> _Aim of the task_:
The data must be written out once more, precisely as given.

Records from a data source:
☆ ☆ ☆ ☆ ☆ ☆ ☆

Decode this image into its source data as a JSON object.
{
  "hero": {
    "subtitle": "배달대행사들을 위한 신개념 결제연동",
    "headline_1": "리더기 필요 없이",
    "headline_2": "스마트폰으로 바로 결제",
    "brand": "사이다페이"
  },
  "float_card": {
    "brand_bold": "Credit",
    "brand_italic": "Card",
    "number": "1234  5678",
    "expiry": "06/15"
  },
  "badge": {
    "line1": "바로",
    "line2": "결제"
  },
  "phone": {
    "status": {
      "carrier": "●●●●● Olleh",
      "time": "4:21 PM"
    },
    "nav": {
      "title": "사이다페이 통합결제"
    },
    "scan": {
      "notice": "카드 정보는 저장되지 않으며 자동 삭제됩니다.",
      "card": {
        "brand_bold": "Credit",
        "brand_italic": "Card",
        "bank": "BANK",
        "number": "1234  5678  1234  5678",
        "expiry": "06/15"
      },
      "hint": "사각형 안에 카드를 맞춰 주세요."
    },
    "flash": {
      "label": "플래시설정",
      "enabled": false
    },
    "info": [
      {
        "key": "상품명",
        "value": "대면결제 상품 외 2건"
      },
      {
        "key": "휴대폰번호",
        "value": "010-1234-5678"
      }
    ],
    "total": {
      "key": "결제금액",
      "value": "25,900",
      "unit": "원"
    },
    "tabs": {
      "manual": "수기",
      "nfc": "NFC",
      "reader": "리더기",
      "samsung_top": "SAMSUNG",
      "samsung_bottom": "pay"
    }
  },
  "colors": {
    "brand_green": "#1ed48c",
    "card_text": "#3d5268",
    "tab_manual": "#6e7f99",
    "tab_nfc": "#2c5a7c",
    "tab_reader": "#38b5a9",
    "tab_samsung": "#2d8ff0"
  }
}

☆ ☆ ☆ ☆ ☆ ☆ ☆

> _Complete response_:
Decode this image into its source data as a JSON object.
{
  "hero": {
    "subtitle": "배달대행사들을 위한 신개념 결제연동",
    "headline_1": "리더기 필요 없이",
    "headline_2": "스마트폰으로 바로 결제",
    "brand": "사이다페이"
  },
  "float_card": {
    "brand_bold": "Credit",
    "brand_italic": "Card",
    "number": "1234  5678",
    "expiry": "06/15"
  },
  "badge": {
    "line1": "바로",
    "line2": "결제"
  },
  "phone": {
    "status": {
      "carrier": "●●●●● Olleh",
      "time": "4:21 PM"
    },
    "nav": {
      "title": "사이다페이 통합결제"
    },
    "scan": {
      "notice": "카드 정보는 저장되지 않으며 자동 삭제됩니다.",
      "card": {
        "brand_bold": "Credit",
        "brand_italic": "Card",
        "bank": "BANK",
        "number": "1234  5678  1234  5678",
        "expiry": "06/15"
      },
      "hint": "사각형 안에 카드를 맞춰 주세요."
    },
    "flash": {
      "label": "플래시설정",
      "enabled": false
    },
    "info": [
      {
        "key": "상품명",
        "value": "대면결제 상품 외 2건"
      },
      {
        "key": "휴대폰번호",
        "value": "010-1234-5678"
      }
    ],
    "total": {
      "key": "결제금액",
      "value": "25,900",
      "unit": "원"
    },
    "tabs": {
      "manual": "수기",
      "nfc": "NFC",
      "reader": "리더기",
      "samsung_top": "SAMSUNG",
      "samsung_bottom": "pay"
    }
  },
  "colors": {
    "brand_green": "#1ed48c",
    "card_text": "#3d5268",
    "tab_manual": "#6e7f99",
    "tab_nfc": "#2c5a7c",
    "tab_reader": "#38b5a9",
    "tab_samsung": "#2d8ff0"
  }
}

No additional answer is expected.